**Written task:** Look through the records that follow. Copy every line containing the word "Condominiums".

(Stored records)
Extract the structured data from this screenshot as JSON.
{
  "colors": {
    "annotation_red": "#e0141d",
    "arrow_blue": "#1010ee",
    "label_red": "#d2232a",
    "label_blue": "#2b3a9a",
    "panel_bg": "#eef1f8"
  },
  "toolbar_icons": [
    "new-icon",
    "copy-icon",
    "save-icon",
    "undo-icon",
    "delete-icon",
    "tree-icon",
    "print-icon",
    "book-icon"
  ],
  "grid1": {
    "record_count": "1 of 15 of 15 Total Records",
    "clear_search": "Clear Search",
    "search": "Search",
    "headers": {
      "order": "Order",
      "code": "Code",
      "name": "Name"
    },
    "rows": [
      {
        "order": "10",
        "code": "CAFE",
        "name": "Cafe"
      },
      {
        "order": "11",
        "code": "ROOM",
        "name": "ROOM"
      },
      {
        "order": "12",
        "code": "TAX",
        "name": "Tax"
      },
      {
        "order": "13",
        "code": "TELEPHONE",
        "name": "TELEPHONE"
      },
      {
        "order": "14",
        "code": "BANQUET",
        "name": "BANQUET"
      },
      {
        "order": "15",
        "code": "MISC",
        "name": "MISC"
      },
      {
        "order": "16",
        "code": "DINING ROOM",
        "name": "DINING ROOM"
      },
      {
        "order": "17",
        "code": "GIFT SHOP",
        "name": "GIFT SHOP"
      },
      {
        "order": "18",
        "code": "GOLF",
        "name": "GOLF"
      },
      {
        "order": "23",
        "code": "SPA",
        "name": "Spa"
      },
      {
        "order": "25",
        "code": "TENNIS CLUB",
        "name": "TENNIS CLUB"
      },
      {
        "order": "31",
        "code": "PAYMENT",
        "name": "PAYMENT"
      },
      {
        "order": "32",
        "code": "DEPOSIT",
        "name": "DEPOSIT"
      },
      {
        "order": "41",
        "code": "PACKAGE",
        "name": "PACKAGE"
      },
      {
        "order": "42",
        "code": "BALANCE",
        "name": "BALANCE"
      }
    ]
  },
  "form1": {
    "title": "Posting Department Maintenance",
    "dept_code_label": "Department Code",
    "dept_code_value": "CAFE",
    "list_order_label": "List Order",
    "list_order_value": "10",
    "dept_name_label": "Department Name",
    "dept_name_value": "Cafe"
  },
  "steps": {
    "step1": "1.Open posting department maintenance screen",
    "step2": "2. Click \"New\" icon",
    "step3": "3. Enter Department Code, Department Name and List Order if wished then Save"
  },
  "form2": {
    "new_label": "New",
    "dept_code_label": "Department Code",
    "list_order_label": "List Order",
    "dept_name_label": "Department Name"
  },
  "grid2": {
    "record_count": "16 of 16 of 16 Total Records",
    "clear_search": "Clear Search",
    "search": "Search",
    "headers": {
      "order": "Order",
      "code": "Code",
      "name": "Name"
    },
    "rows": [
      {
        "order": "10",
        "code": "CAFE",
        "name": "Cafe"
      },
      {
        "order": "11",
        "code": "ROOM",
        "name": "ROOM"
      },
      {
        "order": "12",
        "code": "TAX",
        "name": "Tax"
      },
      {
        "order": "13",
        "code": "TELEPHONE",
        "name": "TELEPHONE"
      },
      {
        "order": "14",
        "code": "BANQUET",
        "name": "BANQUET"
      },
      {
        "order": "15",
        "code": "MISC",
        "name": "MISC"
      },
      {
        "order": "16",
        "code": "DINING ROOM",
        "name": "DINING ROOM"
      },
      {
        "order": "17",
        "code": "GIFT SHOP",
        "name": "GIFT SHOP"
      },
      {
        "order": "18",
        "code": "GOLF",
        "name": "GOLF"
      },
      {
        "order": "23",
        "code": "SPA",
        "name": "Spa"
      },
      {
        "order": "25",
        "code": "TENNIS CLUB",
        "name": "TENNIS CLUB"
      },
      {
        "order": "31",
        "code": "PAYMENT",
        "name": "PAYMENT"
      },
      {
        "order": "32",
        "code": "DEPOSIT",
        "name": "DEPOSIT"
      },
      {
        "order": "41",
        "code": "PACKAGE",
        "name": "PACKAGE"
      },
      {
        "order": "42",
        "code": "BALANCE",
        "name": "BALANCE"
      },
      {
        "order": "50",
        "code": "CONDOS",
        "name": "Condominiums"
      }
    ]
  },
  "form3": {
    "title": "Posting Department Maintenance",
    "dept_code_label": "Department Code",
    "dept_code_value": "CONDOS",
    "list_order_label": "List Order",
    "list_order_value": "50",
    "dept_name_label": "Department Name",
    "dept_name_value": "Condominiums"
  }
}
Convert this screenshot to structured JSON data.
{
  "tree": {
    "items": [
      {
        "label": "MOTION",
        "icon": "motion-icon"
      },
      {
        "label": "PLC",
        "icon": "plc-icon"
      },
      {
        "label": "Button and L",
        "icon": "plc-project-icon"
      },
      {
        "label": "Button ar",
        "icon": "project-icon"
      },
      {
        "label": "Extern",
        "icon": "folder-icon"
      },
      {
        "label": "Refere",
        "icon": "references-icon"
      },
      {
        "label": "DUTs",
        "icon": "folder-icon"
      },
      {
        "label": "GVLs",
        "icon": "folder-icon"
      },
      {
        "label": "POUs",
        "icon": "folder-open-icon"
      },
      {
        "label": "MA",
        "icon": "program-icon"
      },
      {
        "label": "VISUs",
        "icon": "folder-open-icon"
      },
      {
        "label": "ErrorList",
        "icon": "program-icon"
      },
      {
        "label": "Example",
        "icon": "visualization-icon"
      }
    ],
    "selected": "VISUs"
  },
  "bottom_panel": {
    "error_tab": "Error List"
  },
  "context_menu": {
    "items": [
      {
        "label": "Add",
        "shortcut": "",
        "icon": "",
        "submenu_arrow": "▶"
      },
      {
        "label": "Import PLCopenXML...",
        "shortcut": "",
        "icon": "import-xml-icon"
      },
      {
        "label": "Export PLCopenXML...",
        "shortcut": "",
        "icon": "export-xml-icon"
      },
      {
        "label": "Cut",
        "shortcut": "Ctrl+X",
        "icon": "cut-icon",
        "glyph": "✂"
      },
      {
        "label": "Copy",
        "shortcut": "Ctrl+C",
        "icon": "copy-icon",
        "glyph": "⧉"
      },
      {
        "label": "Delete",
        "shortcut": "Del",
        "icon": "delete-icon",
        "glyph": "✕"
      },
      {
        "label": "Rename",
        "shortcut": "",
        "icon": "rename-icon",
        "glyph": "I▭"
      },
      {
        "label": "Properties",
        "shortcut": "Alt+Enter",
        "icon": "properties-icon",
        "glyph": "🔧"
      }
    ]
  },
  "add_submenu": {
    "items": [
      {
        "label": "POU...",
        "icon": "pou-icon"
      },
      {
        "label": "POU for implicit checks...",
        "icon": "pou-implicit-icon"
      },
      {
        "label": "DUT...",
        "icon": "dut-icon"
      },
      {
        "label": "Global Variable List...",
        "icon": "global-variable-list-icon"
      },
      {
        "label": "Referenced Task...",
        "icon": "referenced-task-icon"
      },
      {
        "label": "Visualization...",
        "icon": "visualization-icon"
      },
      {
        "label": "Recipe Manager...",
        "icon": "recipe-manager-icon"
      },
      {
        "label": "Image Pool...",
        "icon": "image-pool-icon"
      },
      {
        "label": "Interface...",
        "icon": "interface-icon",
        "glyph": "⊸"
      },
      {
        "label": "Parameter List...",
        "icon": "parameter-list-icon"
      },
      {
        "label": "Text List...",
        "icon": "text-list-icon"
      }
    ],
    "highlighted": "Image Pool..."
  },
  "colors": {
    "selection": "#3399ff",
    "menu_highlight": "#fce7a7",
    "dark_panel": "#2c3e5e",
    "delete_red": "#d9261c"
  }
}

**The reply:**
        "name": "Condominiums"
    "dept_name_value": "Condominiums"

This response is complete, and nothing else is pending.